Given instruction> Your task is to copy the material exactly.

Information shown>
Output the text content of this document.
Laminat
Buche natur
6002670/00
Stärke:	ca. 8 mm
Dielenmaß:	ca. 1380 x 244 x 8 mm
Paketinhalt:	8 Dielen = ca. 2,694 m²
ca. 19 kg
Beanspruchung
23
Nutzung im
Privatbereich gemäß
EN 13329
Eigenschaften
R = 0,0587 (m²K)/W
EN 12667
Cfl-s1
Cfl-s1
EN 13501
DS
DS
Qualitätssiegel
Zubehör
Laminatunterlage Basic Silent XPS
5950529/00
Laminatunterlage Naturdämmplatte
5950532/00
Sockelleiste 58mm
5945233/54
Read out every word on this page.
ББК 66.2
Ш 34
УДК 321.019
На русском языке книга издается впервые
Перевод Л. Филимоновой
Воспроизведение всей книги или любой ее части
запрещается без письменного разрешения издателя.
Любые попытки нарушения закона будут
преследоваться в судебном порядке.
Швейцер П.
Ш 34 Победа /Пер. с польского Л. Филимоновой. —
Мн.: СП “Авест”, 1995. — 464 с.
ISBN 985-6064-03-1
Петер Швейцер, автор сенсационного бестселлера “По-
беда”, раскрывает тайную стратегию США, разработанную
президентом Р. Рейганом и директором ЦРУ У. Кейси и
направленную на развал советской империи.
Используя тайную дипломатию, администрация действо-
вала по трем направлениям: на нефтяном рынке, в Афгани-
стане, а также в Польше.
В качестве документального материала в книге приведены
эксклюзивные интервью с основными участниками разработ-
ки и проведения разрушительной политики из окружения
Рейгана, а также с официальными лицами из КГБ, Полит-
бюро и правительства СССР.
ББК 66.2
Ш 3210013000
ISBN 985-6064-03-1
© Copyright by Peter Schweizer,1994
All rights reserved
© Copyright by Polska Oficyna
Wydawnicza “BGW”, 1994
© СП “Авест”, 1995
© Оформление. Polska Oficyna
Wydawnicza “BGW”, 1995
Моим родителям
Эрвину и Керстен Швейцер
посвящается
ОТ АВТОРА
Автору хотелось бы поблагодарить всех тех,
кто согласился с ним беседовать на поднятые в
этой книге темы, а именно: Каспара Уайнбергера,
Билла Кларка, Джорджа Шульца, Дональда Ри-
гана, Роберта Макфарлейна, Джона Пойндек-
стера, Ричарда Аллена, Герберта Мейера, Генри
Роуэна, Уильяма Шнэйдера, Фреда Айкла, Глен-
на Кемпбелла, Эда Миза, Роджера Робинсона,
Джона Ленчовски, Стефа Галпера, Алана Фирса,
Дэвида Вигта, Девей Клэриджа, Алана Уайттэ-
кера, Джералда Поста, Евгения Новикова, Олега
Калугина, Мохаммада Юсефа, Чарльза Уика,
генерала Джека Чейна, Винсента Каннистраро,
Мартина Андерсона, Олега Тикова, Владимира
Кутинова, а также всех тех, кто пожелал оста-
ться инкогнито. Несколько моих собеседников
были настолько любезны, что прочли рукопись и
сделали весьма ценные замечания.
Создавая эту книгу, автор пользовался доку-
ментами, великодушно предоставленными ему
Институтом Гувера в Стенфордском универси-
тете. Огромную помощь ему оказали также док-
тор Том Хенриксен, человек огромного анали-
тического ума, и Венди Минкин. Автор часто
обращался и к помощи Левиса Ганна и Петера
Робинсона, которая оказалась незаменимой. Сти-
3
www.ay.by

Exercise solution>
Output the text content of this document.
Laminat
Buche natur
6002670/00
Stärke:	ca. 8 mm
Dielenmaß:	ca. 1380 x 244 x 8 mm
Paketinhalt:	8 Dielen = ca. 2,694 m²
ca. 19 kg
Beanspruchung
23
Nutzung im
Privatbereich gemäß
EN 13329
Eigenschaften
R = 0,0587 (m²K)/W
EN 12667
Cfl-s1
Cfl-s1
EN 13501
DS
DS
Qualitätssiegel
Zubehör
Laminatunterlage Basic Silent XPS
5950529/00
Laminatunterlage Naturdämmplatte
5950532/00
Sockelleiste 58mm
5945233/54
Read out every word on this page.
ББК 66.2
Ш 34
УДК 321.019
На русском языке книга издается впервые
Перевод Л. Филимоновой
Воспроизведение всей книги или любой ее части
запрещается без письменного разрешения издателя.
Любые попытки нарушения закона будут
преследоваться в судебном порядке.
Швейцер П.
Ш 34 Победа /Пер. с польского Л. Филимоновой. —
Мн.: СП “Авест”, 1995. — 464 с.
ISBN 985-6064-03-1
Петер Швейцер, автор сенсационного бестселлера “По-
беда”, раскрывает тайную стратегию США, разработанную
президентом Р. Рейганом и директором ЦРУ У. Кейси и
направленную на развал советской империи.
Используя тайную дипломатию, администрация действо-
вала по трем направлениям: на нефтяном рынке, в Афгани-
стане, а также в Польше.
В качестве документального материала в книге приведены
эксклюзивные интервью с основными участниками разработ-
ки и проведения разрушительной политики из окружения
Рейгана, а также с официальными лицами из КГБ, Полит-
бюро и правительства СССР.
ББК 66.2
Ш 3210013000
ISBN 985-6064-03-1
© Copyright by Peter Schweizer,1994
All rights reserved
© Copyright by Polska Oficyna
Wydawnicza “BGW”, 1994
© СП “Авест”, 1995
© Оформление. Polska Oficyna
Wydawnicza “BGW”, 1995
Моим родителям
Эрвину и Керстен Швейцер
посвящается
ОТ АВТОРА
Автору хотелось бы поблагодарить всех тех,
кто согласился с ним беседовать на поднятые в
этой книге темы, а именно: Каспара Уайнбергера,
Билла Кларка, Джорджа Шульца, Дональда Ри-
гана, Роберта Макфарлейна, Джона Пойндек-
стера, Ричарда Аллена, Герберта Мейера, Генри
Роуэна, Уильяма Шнэйдера, Фреда Айкла, Глен-
на Кемпбелла, Эда Миза, Роджера Робинсона,
Джона Ленчовски, Стефа Галпера, Алана Фирса,
Дэвида Вигта, Девей Клэриджа, Алана Уайттэ-
кера, Джералда Поста, Евгения Новикова, Олега
Калугина, Мохаммада Юсефа, Чарльза Уика,
генерала Джека Чейна, Винсента Каннистраро,
Мартина Андерсона, Олега Тикова, Владимира
Кутинова, а также всех тех, кто пожелал оста-
ться инкогнито. Несколько моих собеседников
были настолько любезны, что прочли рукопись и
сделали весьма ценные замечания.
Создавая эту книгу, автор пользовался доку-
ментами, великодушно предоставленными ему
Институтом Гувера в Стенфордском универси-
тете. Огромную помощь ему оказали также док-
тор Том Хенриксен, человек огромного анали-
тического ума, и Венди Минкин. Автор часто
обращался и к помощи Левиса Ганна и Петера
Робинсона, которая оказалась незаменимой. Сти-
3
www.ay.by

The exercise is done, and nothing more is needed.